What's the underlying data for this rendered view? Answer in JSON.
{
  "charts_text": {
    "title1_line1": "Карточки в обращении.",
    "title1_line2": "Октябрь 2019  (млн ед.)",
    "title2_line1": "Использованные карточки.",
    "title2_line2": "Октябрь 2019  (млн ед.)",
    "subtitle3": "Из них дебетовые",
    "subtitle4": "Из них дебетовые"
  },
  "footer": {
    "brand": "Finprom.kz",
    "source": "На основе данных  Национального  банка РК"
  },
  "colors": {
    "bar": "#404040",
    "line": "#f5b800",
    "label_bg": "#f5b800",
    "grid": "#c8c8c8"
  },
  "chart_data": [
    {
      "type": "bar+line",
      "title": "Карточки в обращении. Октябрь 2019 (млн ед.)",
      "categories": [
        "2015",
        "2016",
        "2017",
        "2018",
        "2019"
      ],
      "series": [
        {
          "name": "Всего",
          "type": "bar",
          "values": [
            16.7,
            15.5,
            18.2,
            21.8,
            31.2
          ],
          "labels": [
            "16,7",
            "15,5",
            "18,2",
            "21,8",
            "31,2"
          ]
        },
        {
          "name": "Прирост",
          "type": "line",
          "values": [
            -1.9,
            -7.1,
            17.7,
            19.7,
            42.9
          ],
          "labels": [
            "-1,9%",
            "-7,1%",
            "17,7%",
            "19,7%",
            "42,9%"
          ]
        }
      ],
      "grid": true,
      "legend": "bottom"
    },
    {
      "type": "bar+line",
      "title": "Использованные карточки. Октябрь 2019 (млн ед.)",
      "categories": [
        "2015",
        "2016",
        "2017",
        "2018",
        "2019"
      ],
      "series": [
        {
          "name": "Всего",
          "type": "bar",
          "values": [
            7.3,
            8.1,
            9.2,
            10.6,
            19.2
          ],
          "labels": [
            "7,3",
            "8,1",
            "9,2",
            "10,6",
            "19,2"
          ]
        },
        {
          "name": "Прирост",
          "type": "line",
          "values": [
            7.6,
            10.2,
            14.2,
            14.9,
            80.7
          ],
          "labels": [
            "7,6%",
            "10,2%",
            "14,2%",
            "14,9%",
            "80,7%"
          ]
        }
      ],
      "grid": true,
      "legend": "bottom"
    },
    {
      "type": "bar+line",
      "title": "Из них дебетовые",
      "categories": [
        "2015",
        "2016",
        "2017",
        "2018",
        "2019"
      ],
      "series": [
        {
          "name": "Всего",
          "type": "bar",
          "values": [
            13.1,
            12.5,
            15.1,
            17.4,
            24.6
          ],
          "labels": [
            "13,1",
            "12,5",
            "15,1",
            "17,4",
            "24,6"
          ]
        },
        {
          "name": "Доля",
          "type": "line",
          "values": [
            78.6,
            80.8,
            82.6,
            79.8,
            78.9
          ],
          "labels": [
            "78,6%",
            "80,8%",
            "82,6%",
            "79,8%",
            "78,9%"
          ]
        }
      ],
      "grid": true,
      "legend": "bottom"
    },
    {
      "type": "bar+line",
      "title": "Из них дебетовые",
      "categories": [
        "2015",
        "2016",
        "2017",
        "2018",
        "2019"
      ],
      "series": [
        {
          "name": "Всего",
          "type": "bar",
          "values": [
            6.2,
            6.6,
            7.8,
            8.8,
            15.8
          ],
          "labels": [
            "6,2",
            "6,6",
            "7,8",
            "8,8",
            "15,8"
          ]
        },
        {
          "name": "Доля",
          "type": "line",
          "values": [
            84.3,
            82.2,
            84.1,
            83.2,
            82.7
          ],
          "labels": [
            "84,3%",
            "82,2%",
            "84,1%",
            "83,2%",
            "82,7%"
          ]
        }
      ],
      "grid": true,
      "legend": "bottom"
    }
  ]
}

#### INSTRUCTIONS TO FOLLOW
Print the listing above in its entirety, with every line exact.

#### RESULT
What's the underlying data for this rendered view? Answer in JSON.
{
  "charts_text": {
    "title1_line1": "Карточки в обращении.",
    "title1_line2": "Октябрь 2019  (млн ед.)",
    "title2_line1": "Использованные карточки.",
    "title2_line2": "Октябрь 2019  (млн ед.)",
    "subtitle3": "Из них дебетовые",
    "subtitle4": "Из них дебетовые"
  },
  "footer": {
    "brand": "Finprom.kz",
    "source": "На основе данных  Национального  банка РК"
  },
  "colors": {
    "bar": "#404040",
    "line": "#f5b800",
    "label_bg": "#f5b800",
    "grid": "#c8c8c8"
  },
  "chart_data": [
    {
      "type": "bar+line",
      "title": "Карточки в обращении. Октябрь 2019 (млн ед.)",
      "categories": [
        "2015",
        "2016",
        "2017",
        "2018",
        "2019"
      ],
      "series": [
        {
          "name": "Всего",
          "type": "bar",
          "values": [
            16.7,
            15.5,
            18.2,
            21.8,
            31.2
          ],
          "labels": [
            "16,7",
            "15,5",
            "18,2",
            "21,8",
            "31,2"
          ]
        },
        {
          "name": "Прирост",
          "type": "line",
          "values": [
            -1.9,
            -7.1,
            17.7,
            19.7,
            42.9
          ],
          "labels": [
            "-1,9%",
            "-7,1%",
            "17,7%",
            "19,7%",
            "42,9%"
          ]
        }
      ],
      "grid": true,
      "legend": "bottom"
    },
    {
      "type": "bar+line",
      "title": "Использованные карточки. Октябрь 2019 (млн ед.)",
      "categories": [
        "2015",
        "2016",
        "2017",
        "2018",
        "2019"
      ],
      "series": [
        {
          "name": "Всего",
          "type": "bar",
          "values": [
            7.3,
            8.1,
            9.2,
            10.6,
            19.2
          ],
          "labels": [
            "7,3",
            "8,1",
            "9,2",
            "10,6",
            "19,2"
          ]
        },
        {
          "name": "Прирост",
          "type": "line",
          "values": [
            7.6,
            10.2,
            14.2,
            14.9,
            80.7
          ],
          "labels": [
            "7,6%",
            "10,2%",
            "14,2%",
            "14,9%",
            "80,7%"
          ]
        }
      ],
      "grid": true,
      "legend": "bottom"
    },
    {
      "type": "bar+line",
      "title": "Из них дебетовые",
      "categories": [
        "2015",
        "2016",
        "2017",
        "2018",
        "2019"
      ],
      "series": [
        {
          "name": "Всего",
          "type": "bar",
          "values": [
            13.1,
            12.5,
            15.1,
            17.4,
            24.6
          ],
          "labels": [
            "13,1",
            "12,5",
            "15,1",
            "17,4",
            "24,6"
          ]
        },
        {
          "name": "Доля",
          "type": "line",
          "values": [
            78.6,
            80.8,
            82.6,
            79.8,
            78.9
          ],
          "labels": [
            "78,6%",
            "80,8%",
            "82,6%",
            "79,8%",
            "78,9%"
          ]
        }
      ],
      "grid": true,
      "legend": "bottom"
    },
    {
      "type": "bar+line",
      "title": "Из них дебетовые",
      "categories": [
        "2015",
        "2016",
        "2017",
        "2018",
        "2019"
      ],
      "series": [
        {
          "name": "Всего",
          "type": "bar",
          "values": [
            6.2,
            6.6,
            7.8,
            8.8,
            15.8
          ],
          "labels": [
            "6,2",
            "6,6",
            "7,8",
            "8,8",
            "15,8"
          ]
        },
        {
          "name": "Доля",
          "type": "line",
          "values": [
            84.3,
            82.2,
            84.1,
            83.2,
            82.7
          ],
          "labels": [
            "84,3%",
            "82,2%",
            "84,1%",
            "83,2%",
            "82,7%"
          ]
        }
      ],
      "grid": true,
      "legend": "bottom"
    }
  ]
}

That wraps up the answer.